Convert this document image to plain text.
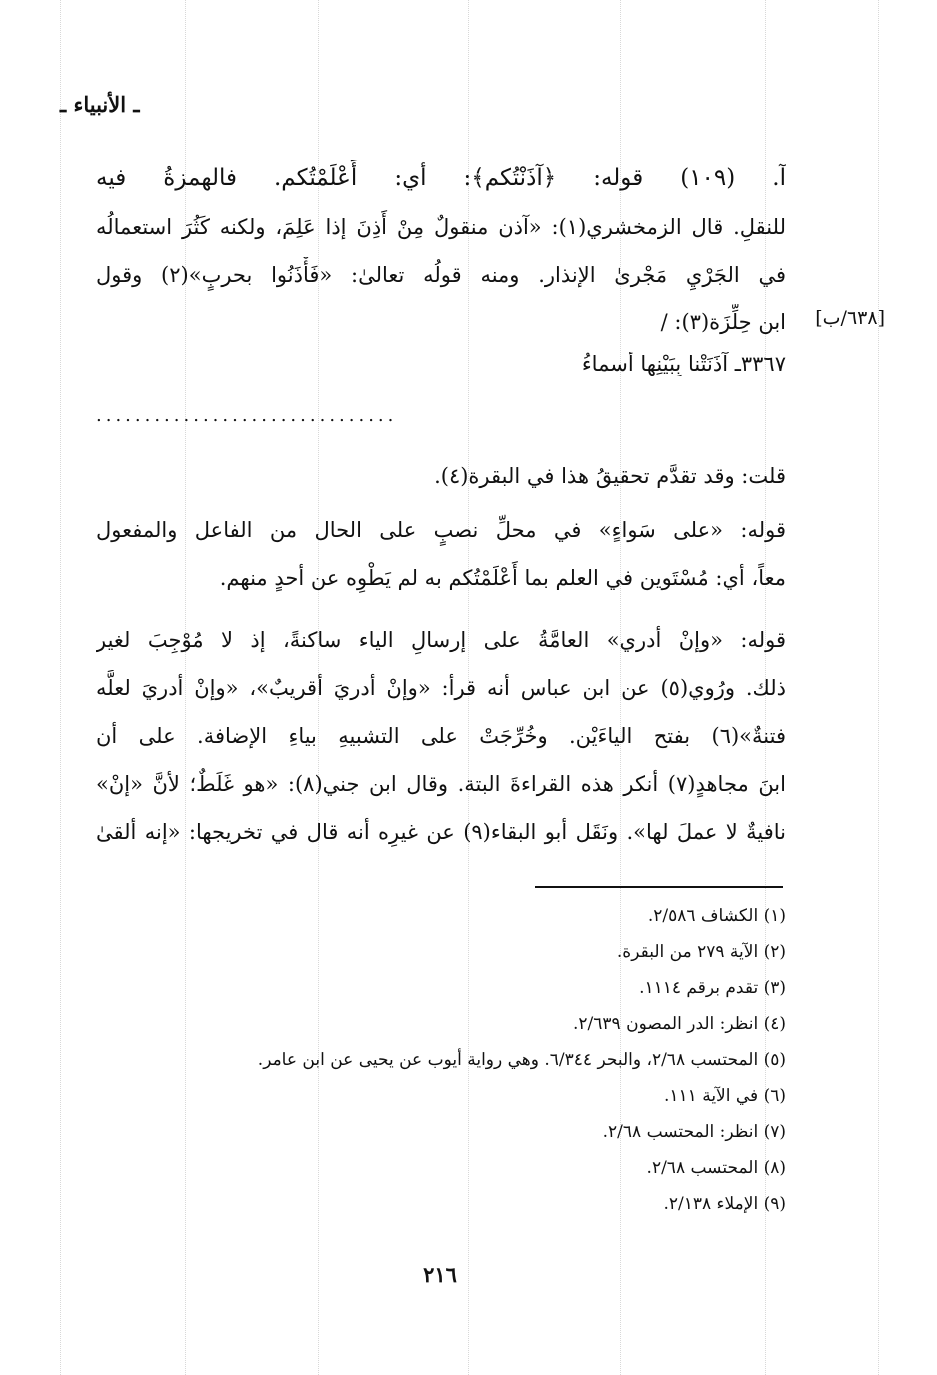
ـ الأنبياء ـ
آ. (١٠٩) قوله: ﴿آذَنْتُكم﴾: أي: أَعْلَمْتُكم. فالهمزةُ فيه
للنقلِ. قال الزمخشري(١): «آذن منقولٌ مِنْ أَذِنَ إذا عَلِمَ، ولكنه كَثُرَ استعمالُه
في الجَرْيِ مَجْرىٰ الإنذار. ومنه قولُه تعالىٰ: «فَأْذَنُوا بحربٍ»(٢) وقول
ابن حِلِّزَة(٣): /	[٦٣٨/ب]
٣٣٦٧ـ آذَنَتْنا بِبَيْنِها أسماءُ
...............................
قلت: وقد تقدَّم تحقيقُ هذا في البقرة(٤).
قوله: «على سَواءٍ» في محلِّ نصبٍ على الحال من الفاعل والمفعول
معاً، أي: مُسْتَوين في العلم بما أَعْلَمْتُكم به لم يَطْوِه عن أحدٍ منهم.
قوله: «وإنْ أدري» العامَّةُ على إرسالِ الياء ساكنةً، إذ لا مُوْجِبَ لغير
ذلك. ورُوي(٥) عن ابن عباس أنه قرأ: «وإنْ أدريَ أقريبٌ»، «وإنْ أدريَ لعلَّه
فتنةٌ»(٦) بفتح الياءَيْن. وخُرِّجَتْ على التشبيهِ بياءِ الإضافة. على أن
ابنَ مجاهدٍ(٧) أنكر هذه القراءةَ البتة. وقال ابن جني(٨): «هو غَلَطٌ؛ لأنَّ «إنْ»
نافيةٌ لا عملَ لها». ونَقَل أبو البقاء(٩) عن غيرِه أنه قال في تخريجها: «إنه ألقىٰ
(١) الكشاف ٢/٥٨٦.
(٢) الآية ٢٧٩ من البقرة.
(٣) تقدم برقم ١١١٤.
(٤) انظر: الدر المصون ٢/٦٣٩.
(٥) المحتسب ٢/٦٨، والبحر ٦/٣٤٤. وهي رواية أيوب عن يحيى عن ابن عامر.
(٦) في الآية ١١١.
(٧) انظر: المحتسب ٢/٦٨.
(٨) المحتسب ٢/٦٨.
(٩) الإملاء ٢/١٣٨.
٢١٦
==
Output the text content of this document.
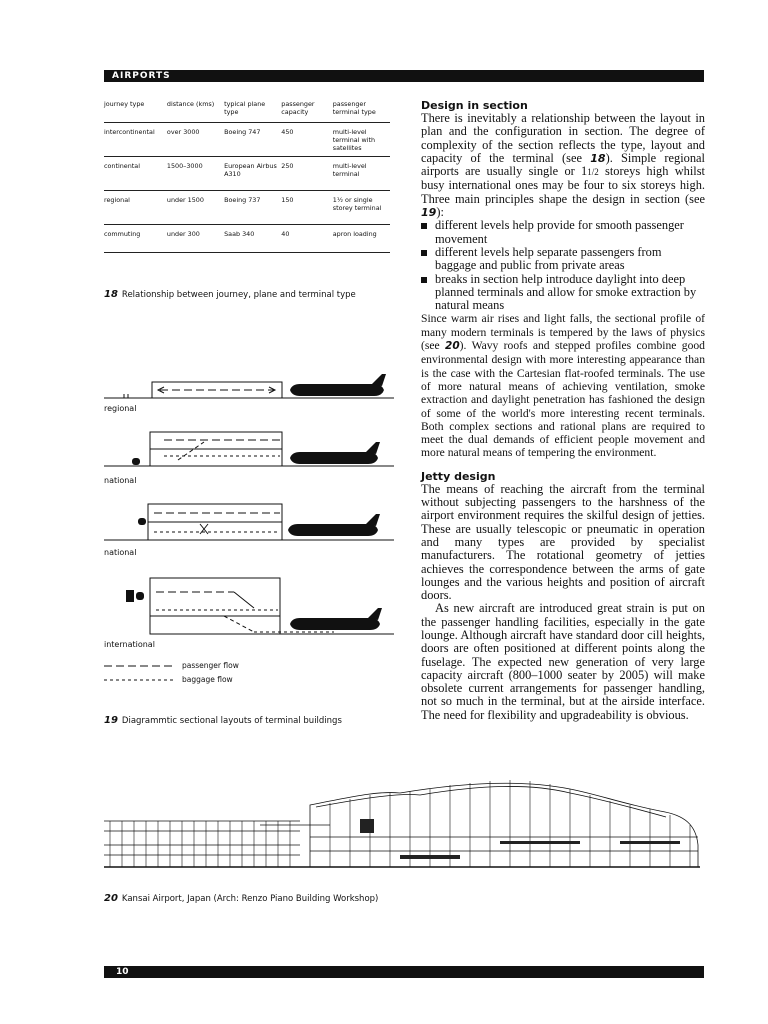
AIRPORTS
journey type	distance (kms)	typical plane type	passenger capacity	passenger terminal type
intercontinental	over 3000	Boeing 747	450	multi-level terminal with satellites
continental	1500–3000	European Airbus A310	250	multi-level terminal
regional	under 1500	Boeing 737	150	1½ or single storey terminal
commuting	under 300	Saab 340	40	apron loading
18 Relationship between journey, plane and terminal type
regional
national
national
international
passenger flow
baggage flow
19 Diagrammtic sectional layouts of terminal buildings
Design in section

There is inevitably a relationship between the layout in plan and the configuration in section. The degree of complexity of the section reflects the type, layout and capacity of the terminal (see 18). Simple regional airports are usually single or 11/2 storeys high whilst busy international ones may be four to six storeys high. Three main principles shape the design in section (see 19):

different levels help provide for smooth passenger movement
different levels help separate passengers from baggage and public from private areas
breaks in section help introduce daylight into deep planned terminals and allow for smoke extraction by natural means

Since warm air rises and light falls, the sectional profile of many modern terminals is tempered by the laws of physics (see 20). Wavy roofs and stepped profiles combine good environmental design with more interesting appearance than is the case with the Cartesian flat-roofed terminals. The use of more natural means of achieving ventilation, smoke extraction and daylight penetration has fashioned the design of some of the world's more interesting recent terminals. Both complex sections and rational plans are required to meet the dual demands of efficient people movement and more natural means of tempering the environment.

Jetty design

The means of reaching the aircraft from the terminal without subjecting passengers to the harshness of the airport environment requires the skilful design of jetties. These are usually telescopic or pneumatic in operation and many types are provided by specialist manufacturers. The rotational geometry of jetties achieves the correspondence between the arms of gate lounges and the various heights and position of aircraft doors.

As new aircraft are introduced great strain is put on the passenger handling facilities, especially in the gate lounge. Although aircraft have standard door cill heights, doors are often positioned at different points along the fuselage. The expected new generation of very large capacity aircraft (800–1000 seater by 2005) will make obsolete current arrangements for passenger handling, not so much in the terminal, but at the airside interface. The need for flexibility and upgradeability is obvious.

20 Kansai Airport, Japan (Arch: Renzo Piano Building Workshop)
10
==
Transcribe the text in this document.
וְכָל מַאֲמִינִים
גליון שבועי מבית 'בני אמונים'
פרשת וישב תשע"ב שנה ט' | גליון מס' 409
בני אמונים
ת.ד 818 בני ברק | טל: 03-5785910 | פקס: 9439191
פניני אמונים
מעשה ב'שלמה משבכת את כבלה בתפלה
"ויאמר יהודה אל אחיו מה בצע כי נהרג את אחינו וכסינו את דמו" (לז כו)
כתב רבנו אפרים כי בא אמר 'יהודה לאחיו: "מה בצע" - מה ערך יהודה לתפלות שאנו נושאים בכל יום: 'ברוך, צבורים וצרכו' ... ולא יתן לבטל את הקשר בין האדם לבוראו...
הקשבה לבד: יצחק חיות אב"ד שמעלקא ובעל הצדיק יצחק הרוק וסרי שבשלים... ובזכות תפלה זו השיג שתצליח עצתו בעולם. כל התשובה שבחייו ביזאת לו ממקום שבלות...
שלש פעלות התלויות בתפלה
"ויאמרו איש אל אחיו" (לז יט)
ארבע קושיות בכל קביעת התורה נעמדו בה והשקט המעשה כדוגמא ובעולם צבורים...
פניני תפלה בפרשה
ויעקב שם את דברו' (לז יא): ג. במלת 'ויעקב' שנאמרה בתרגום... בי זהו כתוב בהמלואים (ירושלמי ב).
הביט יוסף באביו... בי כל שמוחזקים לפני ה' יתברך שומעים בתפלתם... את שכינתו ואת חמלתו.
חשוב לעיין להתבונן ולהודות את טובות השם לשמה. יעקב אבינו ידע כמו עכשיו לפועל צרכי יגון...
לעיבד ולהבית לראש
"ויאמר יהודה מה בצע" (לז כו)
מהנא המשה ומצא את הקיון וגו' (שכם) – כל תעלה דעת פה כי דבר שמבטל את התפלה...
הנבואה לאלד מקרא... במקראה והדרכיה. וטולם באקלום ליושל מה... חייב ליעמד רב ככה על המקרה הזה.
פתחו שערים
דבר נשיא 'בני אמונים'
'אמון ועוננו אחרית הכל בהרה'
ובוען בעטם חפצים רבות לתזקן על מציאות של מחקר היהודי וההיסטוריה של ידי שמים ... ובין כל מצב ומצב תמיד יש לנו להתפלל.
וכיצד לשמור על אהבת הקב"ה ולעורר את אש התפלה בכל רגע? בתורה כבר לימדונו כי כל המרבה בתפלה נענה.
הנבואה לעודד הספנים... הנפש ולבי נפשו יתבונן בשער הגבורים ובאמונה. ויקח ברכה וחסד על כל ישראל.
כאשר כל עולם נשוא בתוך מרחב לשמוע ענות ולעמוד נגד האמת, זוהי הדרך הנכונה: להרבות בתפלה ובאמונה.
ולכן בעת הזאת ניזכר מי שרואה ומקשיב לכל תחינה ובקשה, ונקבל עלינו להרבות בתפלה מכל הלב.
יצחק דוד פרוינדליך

** Instructions to follow **
Gather each line that holds "البقرة".

** Result **
قلت: وقد تقدَّم تحقيقُ هذا في البقرة(٤).
(٢) الآية ٢٧٩ من البقرة.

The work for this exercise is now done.